[start of Data for this task]

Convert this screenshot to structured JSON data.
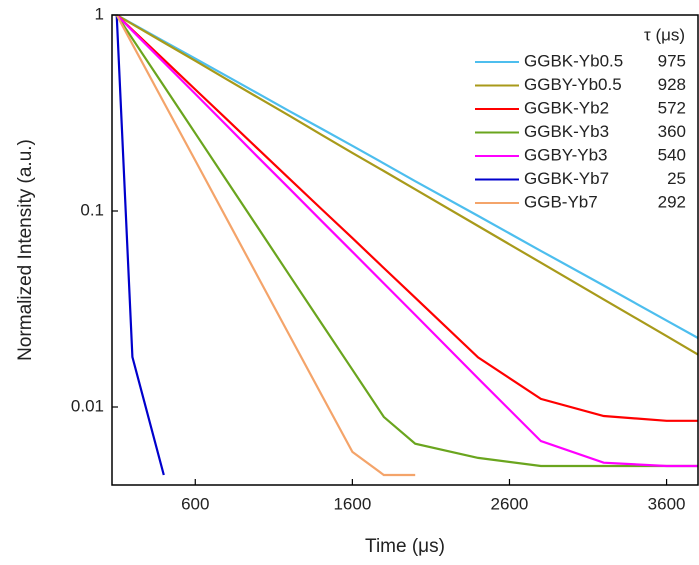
{
  "chart_data": {
    "type": "line",
    "x_label": "Time (μs)",
    "y_label": "Normalized Intensity (a.u.)",
    "legend_header": "τ (μs)",
    "log_y": true,
    "xlim": [
      70,
      3800
    ],
    "ylim": [
      0.004,
      1
    ],
    "xticks": [
      600,
      1600,
      2600,
      3600
    ],
    "yticks": [
      1,
      0.1,
      0.01
    ],
    "x": [
      100,
      200,
      400,
      600,
      800,
      1000,
      1200,
      1400,
      1600,
      1800,
      2000,
      2400,
      2800,
      3200,
      3600,
      3800
    ],
    "series": [
      {
        "name": "GGBK-Yb0.5",
        "tau": 975,
        "color": "#4dbeee",
        "values": [
          1,
          0.903,
          0.735,
          0.599,
          0.488,
          0.397,
          0.323,
          0.264,
          0.215,
          0.175,
          0.142,
          0.0944,
          0.0626,
          0.0417,
          0.0276,
          0.0225
        ]
      },
      {
        "name": "GGBY-Yb0.5",
        "tau": 928,
        "color": "#a89a1a",
        "values": [
          1,
          0.898,
          0.724,
          0.584,
          0.47,
          0.379,
          0.306,
          0.246,
          0.198,
          0.16,
          0.129,
          0.0838,
          0.0545,
          0.0354,
          0.023,
          0.0185
        ]
      },
      {
        "name": "GGBK-Yb2",
        "tau": 572,
        "color": "#ff0000",
        "values": [
          1,
          0.839,
          0.592,
          0.417,
          0.294,
          0.207,
          0.146,
          0.103,
          0.0727,
          0.0512,
          0.0361,
          0.0179,
          0.011,
          0.009,
          0.0085,
          0.0085
        ]
      },
      {
        "name": "GGBK-Yb3",
        "tau": 360,
        "color": "#6aa51e",
        "values": [
          1,
          0.757,
          0.435,
          0.249,
          0.143,
          0.082,
          0.047,
          0.027,
          0.0155,
          0.0089,
          0.0065,
          0.0055,
          0.005,
          0.005,
          0.005,
          0.005
        ]
      },
      {
        "name": "GGBY-Yb3",
        "tau": 540,
        "color": "#ff00ff",
        "values": [
          1,
          0.831,
          0.574,
          0.396,
          0.273,
          0.188,
          0.13,
          0.0897,
          0.0619,
          0.0427,
          0.0295,
          0.014,
          0.0067,
          0.0052,
          0.005,
          0.005
        ]
      },
      {
        "name": "GGBK-Yb7",
        "tau": 25,
        "color": "#0000cc",
        "values": [
          1,
          0.018,
          0.0045,
          null,
          null,
          null,
          null,
          null,
          null,
          null,
          null,
          null,
          null,
          null,
          null,
          null
        ]
      },
      {
        "name": "GGB-Yb7",
        "tau": 292,
        "color": "#f4a46a",
        "values": [
          1,
          0.71,
          0.358,
          0.181,
          0.0912,
          0.046,
          0.0232,
          0.0117,
          0.0059,
          0.0045,
          0.0045,
          null,
          null,
          null,
          null,
          null
        ]
      }
    ]
  }
}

[end of Data for this task]

### Request
Reproduce all of the material above word for word. Omit the pictures.

### Full solution
Convert this screenshot to structured JSON data.
{
  "chart_data": {
    "type": "line",
    "x_label": "Time (μs)",
    "y_label": "Normalized Intensity (a.u.)",
    "legend_header": "τ (μs)",
    "log_y": true,
    "xlim": [
      70,
      3800
    ],
    "ylim": [
      0.004,
      1
    ],
    "xticks": [
      600,
      1600,
      2600,
      3600
    ],
    "yticks": [
      1,
      0.1,
      0.01
    ],
    "x": [
      100,
      200,
      400,
      600,
      800,
      1000,
      1200,
      1400,
      1600,
      1800,
      2000,
      2400,
      2800,
      3200,
      3600,
      3800
    ],
    "series": [
      {
        "name": "GGBK-Yb0.5",
        "tau": 975,
        "color": "#4dbeee",
        "values": [
          1,
          0.903,
          0.735,
          0.599,
          0.488,
          0.397,
          0.323,
          0.264,
          0.215,
          0.175,
          0.142,
          0.0944,
          0.0626,
          0.0417,
          0.0276,
          0.0225
        ]
      },
      {
        "name": "GGBY-Yb0.5",
        "tau": 928,
        "color": "#a89a1a",
        "values": [
          1,
          0.898,
          0.724,
          0.584,
          0.47,
          0.379,
          0.306,
          0.246,
          0.198,
          0.16,
          0.129,
          0.0838,
          0.0545,
          0.0354,
          0.023,
          0.0185
        ]
      },
      {
        "name": "GGBK-Yb2",
        "tau": 572,
        "color": "#ff0000",
        "values": [
          1,
          0.839,
          0.592,
          0.417,
          0.294,
          0.207,
          0.146,
          0.103,
          0.0727,
          0.0512,
          0.0361,
          0.0179,
          0.011,
          0.009,
          0.0085,
          0.0085
        ]
      },
      {
        "name": "GGBK-Yb3",
        "tau": 360,
        "color": "#6aa51e",
        "values": [
          1,
          0.757,
          0.435,
          0.249,
          0.143,
          0.082,
          0.047,
          0.027,
          0.0155,
          0.0089,
          0.0065,
          0.0055,
          0.005,
          0.005,
          0.005,
          0.005
        ]
      },
      {
        "name": "GGBY-Yb3",
        "tau": 540,
        "color": "#ff00ff",
        "values": [
          1,
          0.831,
          0.574,
          0.396,
          0.273,
          0.188,
          0.13,
          0.0897,
          0.0619,
          0.0427,
          0.0295,
          0.014,
          0.0067,
          0.0052,
          0.005,
          0.005
        ]
      },
      {
        "name": "GGBK-Yb7",
        "tau": 25,
        "color": "#0000cc",
        "values": [
          1,
          0.018,
          0.0045,
          null,
          null,
          null,
          null,
          null,
          null,
          null,
          null,
          null,
          null,
          null,
          null,
          null
        ]
      },
      {
        "name": "GGB-Yb7",
        "tau": 292,
        "color": "#f4a46a",
        "values": [
          1,
          0.71,
          0.358,
          0.181,
          0.0912,
          0.046,
          0.0232,
          0.0117,
          0.0059,
          0.0045,
          0.0045,
          null,
          null,
          null,
          null,
          null
        ]
      }
    ]
  }
}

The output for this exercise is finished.